--- REQUIREMENT ---
Below are the records; collect from them each line containing the string "Methodologies".

--- MATERIAL FOR THIS TASK ---
* * * * * * *

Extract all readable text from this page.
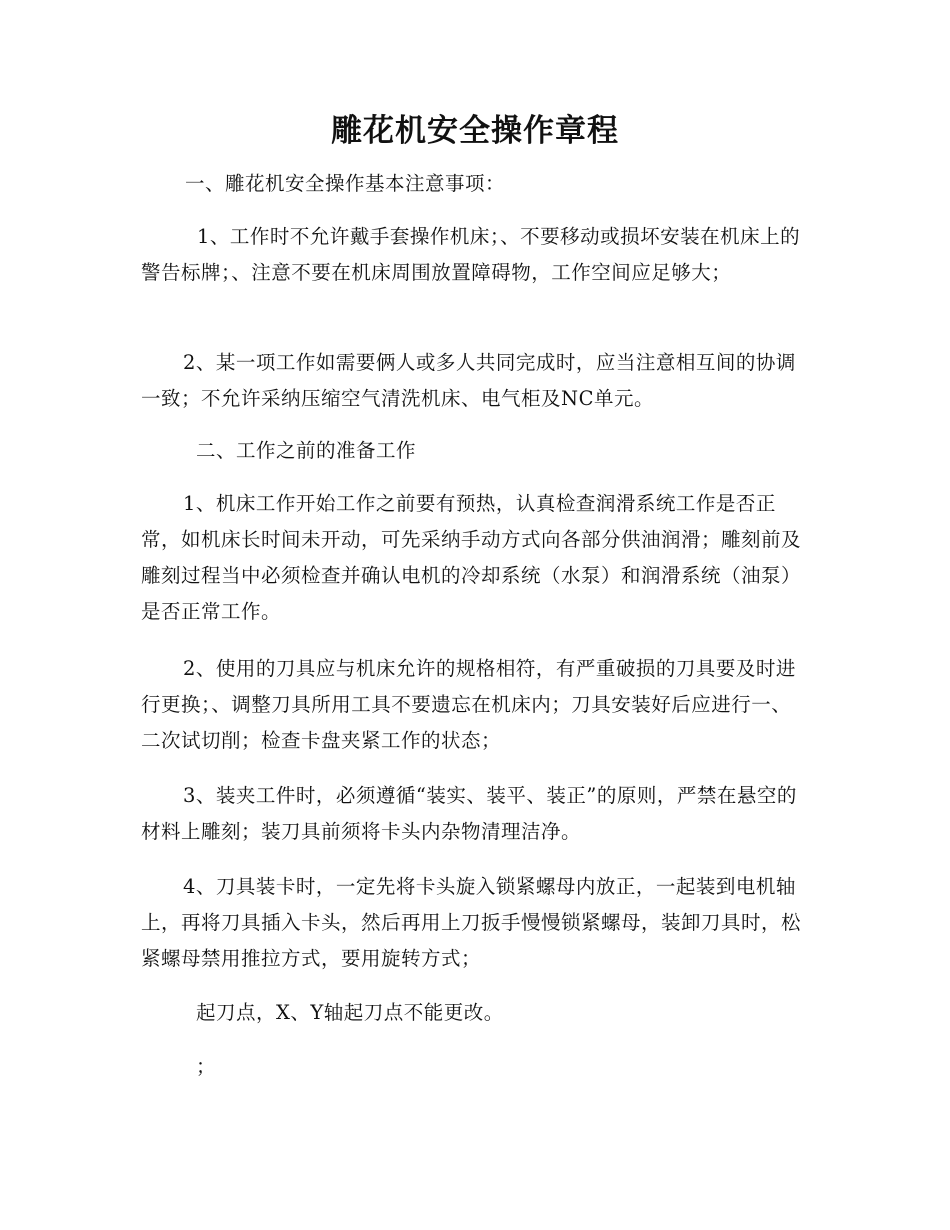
雕花机安全操作章程

一、雕花机安全操作基本注意事项：

1、工作时不允许戴手套操作机床；、不要移动或损坏安装在机床上的警告标牌；、注意不要在机床周围放置障碍物，工作空间应足够大；

2、某一项工作如需要俩人或多人共同完成时，应当注意相互间的协调一致；不允许采纳压缩空气清洗机床、电气柜及NC单元。

二、工作之前的准备工作

1、机床工作开始工作之前要有预热，认真检查润滑系统工作是否正常，如机床长时间未开动，可先采纳手动方式向各部分供油润滑；雕刻前及雕刻过程当中必须检查并确认电机的冷却系统（水泵）和润滑系统（油泵）是否正常工作。

2、使用的刀具应与机床允许的规格相符，有严重破损的刀具要及时进行更换；、调整刀具所用工具不要遗忘在机床内；刀具安装好后应进行一、二次试切削；检查卡盘夹紧工作的状态；

3、装夹工件时，必须遵循“装实、装平、装正”的原则，严禁在悬空的材料上雕刻；装刀具前须将卡头内杂物清理洁净。

4、刀具装卡时，一定先将卡头旋入锁紧螺母内放正，一起装到电机轴上，再将刀具插入卡头，然后再用上刀扳手慢慢锁紧螺母，装卸刀具时，松紧螺母禁用推拉方式，要用旋转方式；

起刀点，X、Y轴起刀点不能更改。

；
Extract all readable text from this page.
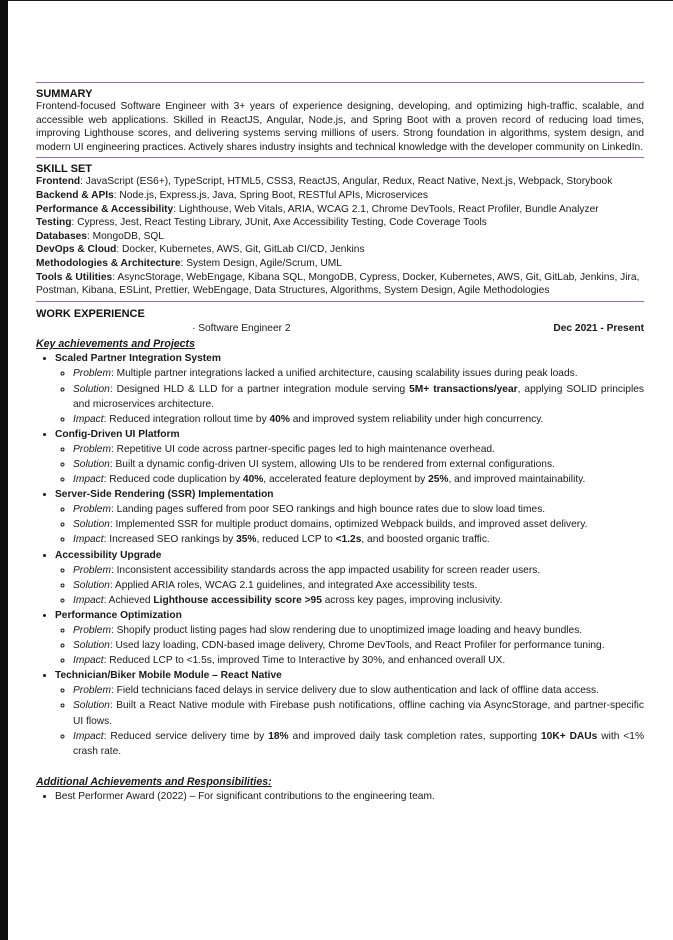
SUMMARY

Frontend-focused Software Engineer with 3+ years of experience designing, developing, and optimizing high-traffic, scalable, and accessible web applications. Skilled in ReactJS, Angular, Node.js, and Spring Boot with a proven record of reducing load times, improving Lighthouse scores, and delivering systems serving millions of users. Strong foundation in algorithms, system design, and modern UI engineering practices. Actively shares industry insights and technical knowledge with the developer community on LinkedIn.

SKILL SET

Frontend: JavaScript (ES6+), TypeScript, HTML5, CSS3, ReactJS, Angular, Redux, React Native, Next.js, Webpack, Storybook

Backend & APIs: Node.js, Express.js, Java, Spring Boot, RESTful APIs, Microservices

Performance & Accessibility: Lighthouse, Web Vitals, ARIA, WCAG 2.1, Chrome DevTools, React Profiler, Bundle Analyzer

Testing: Cypress, Jest, React Testing Library, JUnit, Axe Accessibility Testing, Code Coverage Tools

Databases: MongoDB, SQL

DevOps & Cloud: Docker, Kubernetes, AWS, Git, GitLab CI/CD, Jenkins

Methodologies & Architecture: System Design, Agile/Scrum, UML

Tools & Utilities: AsyncStorage, WebEngage, Kibana SQL, MongoDB, Cypress, Docker, Kubernetes, AWS, Git, GitLab, Jenkins, Jira, Postman, Kibana, ESLint, Prettier, WebEngage, Data Structures, Algorithms, System Design, Agile Methodologies

WORK EXPERIENCE
· Software Engineer 2	Dec 2021 - Present
Key achievements and Projects
• Scaled Partner Integration System
◦ Problem: Multiple partner integrations lacked a unified architecture, causing scalability issues during peak loads.
◦ Solution: Designed HLD & LLD for a partner integration module serving 5M+ transactions/year, applying SOLID principles and microservices architecture.
◦ Impact: Reduced integration rollout time by 40% and improved system reliability under high concurrency.
• Config-Driven UI Platform
◦ Problem: Repetitive UI code across partner-specific pages led to high maintenance overhead.
◦ Solution: Built a dynamic config-driven UI system, allowing UIs to be rendered from external configurations.
◦ Impact: Reduced code duplication by 40%, accelerated feature deployment by 25%, and improved maintainability.
• Server-Side Rendering (SSR) Implementation
◦ Problem: Landing pages suffered from poor SEO rankings and high bounce rates due to slow load times.
◦ Solution: Implemented SSR for multiple product domains, optimized Webpack builds, and improved asset delivery.
◦ Impact: Increased SEO rankings by 35%, reduced LCP to <1.2s, and boosted organic traffic.
• Accessibility Upgrade
◦ Problem: Inconsistent accessibility standards across the app impacted usability for screen reader users.
◦ Solution: Applied ARIA roles, WCAG 2.1 guidelines, and integrated Axe accessibility tests.
◦ Impact: Achieved Lighthouse accessibility score >95 across key pages, improving inclusivity.
• Performance Optimization
◦ Problem: Shopify product listing pages had slow rendering due to unoptimized image loading and heavy bundles.
◦ Solution: Used lazy loading, CDN-based image delivery, Chrome DevTools, and React Profiler for performance tuning.
◦ Impact: Reduced LCP to <1.5s, improved Time to Interactive by 30%, and enhanced overall UX.
• Technician/Biker Mobile Module – React Native
◦ Problem: Field technicians faced delays in service delivery due to slow authentication and lack of offline data access.
◦ Solution: Built a React Native module with Firebase push notifications, offline caching via AsyncStorage, and partner-specific UI flows.
◦ Impact: Reduced service delivery time by 18% and improved daily task completion rates, supporting 10K+ DAUs with <1% crash rate.
Additional Achievements and Responsibilities:
• Best Performer Award (2022) – For significant contributions to the engineering team.
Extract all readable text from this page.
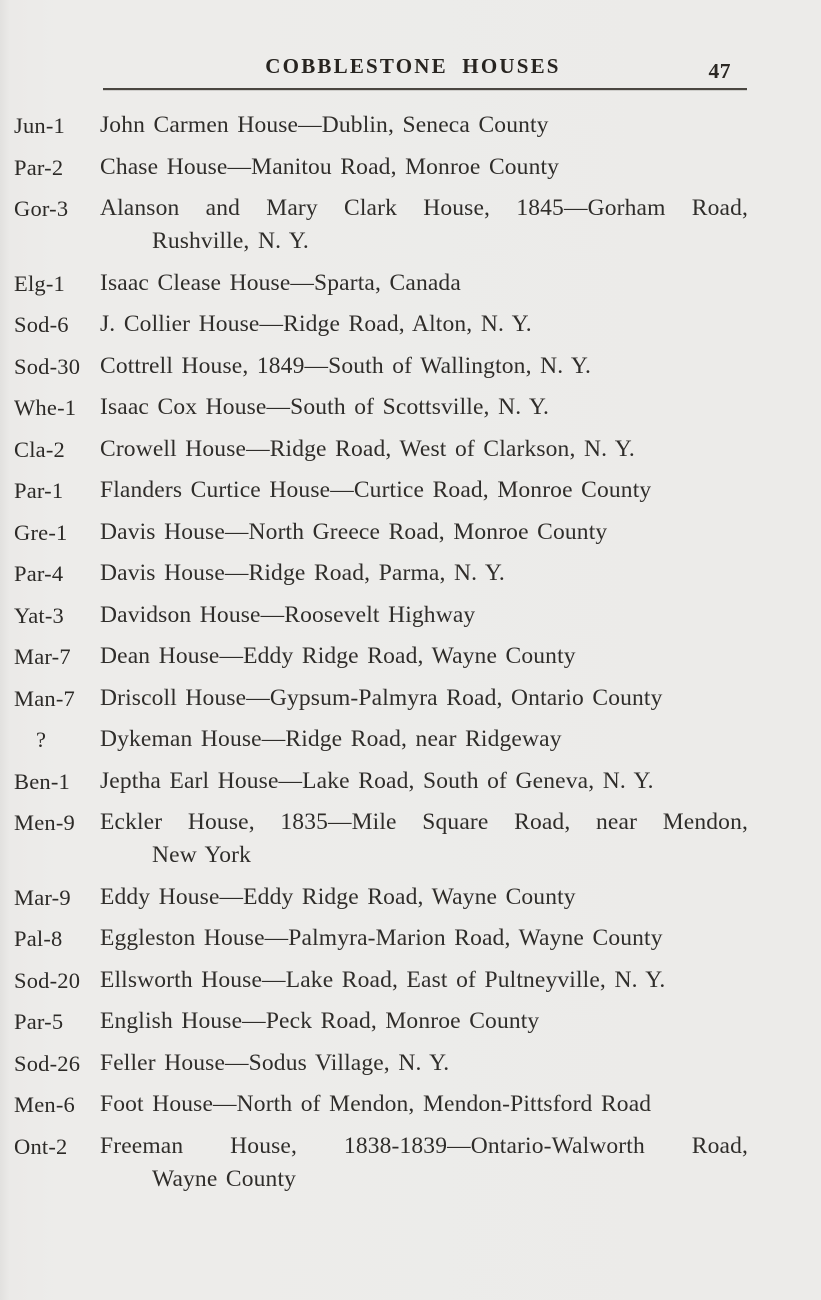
COBBLESTONE HOUSES	47
Jun-1	John Carmen House—Dublin, Seneca County
Par-2	Chase House—Manitou Road, Monroe County
Gor-3	Alanson and Mary Clark House, 1845—Gorham Road,
Rushville, N. Y.
Elg-1	Isaac Clease House—Sparta, Canada
Sod-6	J. Collier House—Ridge Road, Alton, N. Y.
Sod-30 Cottrell House, 1849—South of Wallington, N. Y.
Whe-1	Isaac Cox House—South of Scottsville, N. Y.
Cla-2	Crowell House—Ridge Road, West of Clarkson, N. Y.
Par-1	Flanders Curtice House—Curtice Road, Monroe County
Gre-1	Davis House—North Greece Road, Monroe County
Par-4	Davis House—Ridge Road, Parma, N. Y.
Yat-3	Davidson House—Roosevelt Highway
Mar-7	Dean House—Eddy Ridge Road, Wayne County
Man-7	Driscoll House—Gypsum-Palmyra Road, Ontario County
?	Dykeman House—Ridge Road, near Ridgeway
Ben-1	Jeptha Earl House—Lake Road, South of Geneva, N. Y.
Men-9	Eckler House, 1835—Mile Square Road, near Mendon,
New York
Mar-9	Eddy House—Eddy Ridge Road, Wayne County
Pal-8	Eggleston House—Palmyra-Marion Road, Wayne County
Sod-20 Ellsworth House—Lake Road, East of Pultneyville, N. Y.
Par-5	English House—Peck Road, Monroe County
Sod-26 Feller House—Sodus Village, N. Y.
Men-6	Foot House—North of Mendon, Mendon-Pittsford Road
Ont-2	Freeman House, 1838-1839—Ontario-Walworth Road,
Wayne County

* * * * * * *

--- SOLUTION ---
Methodologies & Architecture: System Design, Agile/Scrum, UML
Tools & Utilities: AsyncStorage, WebEngage, Kibana SQL, MongoDB, Cypress, Docker, Kubernetes, AWS, Git, GitLab, Jenkins, Jira, Postman, Kibana, ESLint, Prettier, WebEngage, Data Structures, Algorithms, System Design, Agile Methodologies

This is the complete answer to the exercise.